*GIVEN REQUEST*: Search the listing for the string "наказание" and copy every line that contains it.

*Stored entries*:
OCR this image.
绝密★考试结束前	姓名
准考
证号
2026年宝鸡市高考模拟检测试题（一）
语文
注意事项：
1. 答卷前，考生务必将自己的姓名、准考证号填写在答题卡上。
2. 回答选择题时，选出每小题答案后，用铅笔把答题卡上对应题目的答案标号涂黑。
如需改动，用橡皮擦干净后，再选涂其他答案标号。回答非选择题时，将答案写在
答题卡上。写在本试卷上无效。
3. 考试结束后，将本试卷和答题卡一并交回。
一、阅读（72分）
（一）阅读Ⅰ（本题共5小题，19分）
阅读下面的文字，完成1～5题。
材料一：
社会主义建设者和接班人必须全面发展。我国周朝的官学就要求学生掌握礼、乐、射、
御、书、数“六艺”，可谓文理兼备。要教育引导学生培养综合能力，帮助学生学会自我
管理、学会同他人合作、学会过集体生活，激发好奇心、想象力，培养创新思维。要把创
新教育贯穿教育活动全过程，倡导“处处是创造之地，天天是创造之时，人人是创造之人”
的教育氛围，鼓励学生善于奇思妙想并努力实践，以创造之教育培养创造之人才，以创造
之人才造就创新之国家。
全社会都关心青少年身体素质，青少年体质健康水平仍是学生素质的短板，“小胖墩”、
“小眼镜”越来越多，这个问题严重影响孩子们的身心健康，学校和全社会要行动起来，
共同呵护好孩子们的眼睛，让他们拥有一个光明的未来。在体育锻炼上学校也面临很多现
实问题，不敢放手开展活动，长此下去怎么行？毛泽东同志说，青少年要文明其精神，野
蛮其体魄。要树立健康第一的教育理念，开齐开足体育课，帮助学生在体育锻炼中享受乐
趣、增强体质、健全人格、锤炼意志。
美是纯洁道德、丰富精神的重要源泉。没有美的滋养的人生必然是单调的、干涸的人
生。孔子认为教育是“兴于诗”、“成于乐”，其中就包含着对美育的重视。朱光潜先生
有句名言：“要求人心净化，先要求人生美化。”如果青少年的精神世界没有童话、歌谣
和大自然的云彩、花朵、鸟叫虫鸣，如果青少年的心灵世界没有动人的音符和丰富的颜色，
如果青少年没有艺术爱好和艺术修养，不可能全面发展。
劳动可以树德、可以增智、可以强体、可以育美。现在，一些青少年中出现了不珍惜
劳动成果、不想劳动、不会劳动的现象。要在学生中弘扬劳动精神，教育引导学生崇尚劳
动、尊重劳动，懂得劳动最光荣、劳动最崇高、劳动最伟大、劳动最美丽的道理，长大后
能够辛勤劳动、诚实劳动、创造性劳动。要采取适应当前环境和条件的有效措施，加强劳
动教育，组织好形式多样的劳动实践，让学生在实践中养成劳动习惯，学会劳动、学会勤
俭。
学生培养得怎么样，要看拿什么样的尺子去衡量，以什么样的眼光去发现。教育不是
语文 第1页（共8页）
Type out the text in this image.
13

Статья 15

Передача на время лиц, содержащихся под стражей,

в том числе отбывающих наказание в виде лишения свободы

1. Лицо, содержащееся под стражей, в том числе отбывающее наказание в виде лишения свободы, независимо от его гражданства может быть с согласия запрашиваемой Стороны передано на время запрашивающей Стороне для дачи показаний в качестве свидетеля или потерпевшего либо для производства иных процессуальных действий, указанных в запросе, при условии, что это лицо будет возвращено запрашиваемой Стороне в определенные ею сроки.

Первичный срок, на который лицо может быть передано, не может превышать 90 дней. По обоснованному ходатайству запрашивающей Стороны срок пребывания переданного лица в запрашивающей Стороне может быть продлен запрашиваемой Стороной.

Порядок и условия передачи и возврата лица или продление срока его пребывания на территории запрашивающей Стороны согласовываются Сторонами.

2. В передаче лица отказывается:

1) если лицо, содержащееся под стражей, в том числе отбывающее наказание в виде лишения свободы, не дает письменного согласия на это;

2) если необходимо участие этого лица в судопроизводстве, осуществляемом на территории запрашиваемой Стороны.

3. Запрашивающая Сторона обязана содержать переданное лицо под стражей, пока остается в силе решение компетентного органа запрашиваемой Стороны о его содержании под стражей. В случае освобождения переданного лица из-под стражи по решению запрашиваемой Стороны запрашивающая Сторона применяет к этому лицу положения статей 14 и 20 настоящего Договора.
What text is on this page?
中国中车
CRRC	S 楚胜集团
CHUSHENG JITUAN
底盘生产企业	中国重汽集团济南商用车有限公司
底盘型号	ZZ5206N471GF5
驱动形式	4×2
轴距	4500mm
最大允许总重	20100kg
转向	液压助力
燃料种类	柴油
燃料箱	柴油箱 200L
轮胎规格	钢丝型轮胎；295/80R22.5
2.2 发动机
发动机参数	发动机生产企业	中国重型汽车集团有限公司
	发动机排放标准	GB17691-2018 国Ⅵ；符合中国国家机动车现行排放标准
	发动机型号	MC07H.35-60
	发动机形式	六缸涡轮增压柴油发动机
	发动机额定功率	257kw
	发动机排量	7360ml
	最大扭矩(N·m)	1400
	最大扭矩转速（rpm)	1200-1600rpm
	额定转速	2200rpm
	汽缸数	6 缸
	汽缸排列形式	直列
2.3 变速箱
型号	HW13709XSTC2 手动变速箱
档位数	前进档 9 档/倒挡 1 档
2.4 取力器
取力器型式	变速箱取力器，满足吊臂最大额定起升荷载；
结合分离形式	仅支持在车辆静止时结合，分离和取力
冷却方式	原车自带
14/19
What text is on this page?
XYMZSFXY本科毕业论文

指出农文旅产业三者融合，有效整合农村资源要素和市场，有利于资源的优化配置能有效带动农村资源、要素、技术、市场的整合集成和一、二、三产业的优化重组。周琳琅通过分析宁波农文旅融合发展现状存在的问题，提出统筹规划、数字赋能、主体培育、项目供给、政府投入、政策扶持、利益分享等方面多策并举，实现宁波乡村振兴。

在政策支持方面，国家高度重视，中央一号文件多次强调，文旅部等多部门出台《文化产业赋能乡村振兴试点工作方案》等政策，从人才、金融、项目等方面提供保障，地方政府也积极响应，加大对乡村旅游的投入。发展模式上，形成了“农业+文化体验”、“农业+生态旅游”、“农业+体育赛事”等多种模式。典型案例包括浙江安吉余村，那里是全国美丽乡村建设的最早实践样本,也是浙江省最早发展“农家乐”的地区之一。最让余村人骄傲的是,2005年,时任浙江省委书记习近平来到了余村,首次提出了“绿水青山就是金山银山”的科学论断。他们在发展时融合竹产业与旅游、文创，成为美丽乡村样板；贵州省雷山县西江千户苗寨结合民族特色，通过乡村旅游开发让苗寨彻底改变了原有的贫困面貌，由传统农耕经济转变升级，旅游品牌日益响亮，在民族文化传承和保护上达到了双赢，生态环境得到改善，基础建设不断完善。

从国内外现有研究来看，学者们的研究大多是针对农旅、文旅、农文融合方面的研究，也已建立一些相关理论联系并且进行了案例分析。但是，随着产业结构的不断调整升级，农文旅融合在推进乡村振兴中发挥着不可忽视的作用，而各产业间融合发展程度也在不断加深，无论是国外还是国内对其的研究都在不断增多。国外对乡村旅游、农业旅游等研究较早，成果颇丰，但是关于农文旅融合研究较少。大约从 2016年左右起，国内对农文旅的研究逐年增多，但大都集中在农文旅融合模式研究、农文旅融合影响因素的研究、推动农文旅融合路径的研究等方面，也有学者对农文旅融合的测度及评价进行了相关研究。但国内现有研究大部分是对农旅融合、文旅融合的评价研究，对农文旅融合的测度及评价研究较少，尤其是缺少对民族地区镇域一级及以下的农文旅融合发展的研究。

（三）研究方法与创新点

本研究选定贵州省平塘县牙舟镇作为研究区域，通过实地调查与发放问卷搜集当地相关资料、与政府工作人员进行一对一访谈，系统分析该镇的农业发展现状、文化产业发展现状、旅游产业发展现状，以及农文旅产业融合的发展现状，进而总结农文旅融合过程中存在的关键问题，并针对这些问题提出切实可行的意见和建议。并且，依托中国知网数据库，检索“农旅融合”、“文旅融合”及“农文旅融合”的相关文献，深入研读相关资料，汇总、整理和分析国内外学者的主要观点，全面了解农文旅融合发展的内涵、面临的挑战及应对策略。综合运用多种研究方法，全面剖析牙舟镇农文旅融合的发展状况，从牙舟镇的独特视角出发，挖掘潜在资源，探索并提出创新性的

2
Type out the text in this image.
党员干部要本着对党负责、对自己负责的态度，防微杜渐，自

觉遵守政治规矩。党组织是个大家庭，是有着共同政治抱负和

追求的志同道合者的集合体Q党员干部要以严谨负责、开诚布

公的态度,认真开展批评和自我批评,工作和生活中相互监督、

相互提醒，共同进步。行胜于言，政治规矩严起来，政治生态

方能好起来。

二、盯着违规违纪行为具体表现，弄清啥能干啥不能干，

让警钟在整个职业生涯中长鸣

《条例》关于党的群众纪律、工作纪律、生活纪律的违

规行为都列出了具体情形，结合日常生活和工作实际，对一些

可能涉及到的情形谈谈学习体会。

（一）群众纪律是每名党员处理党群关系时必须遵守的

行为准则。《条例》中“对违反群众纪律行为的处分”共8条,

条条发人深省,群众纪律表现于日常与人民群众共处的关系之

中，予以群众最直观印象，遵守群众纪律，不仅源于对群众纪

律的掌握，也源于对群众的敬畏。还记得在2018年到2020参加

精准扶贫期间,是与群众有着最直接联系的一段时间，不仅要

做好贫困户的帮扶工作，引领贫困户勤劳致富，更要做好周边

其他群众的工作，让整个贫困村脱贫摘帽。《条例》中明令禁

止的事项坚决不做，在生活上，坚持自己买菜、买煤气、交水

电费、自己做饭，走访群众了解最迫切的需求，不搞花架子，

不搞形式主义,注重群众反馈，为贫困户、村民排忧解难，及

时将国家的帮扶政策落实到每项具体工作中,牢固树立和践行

*THE RESULT*:
в том числе отбывающих наказание в виде лишения свободы
1. Лицо, содержащееся под стражей, в том числе отбывающее наказание в виде лишения свободы, независимо от его гражданства может быть с согласия запрашиваемой Стороны передано на время запрашивающей Стороне для дачи показаний в качестве свидетеля или потерпевшего либо для производства иных процессуальных действий, указанных в запросе, при условии, что это лицо будет возвращено запрашиваемой Стороне в определенные ею сроки.
1) если лицо, содержащееся под стражей, в том числе отбывающее наказание в виде лишения свободы, не дает письменного согласия на это;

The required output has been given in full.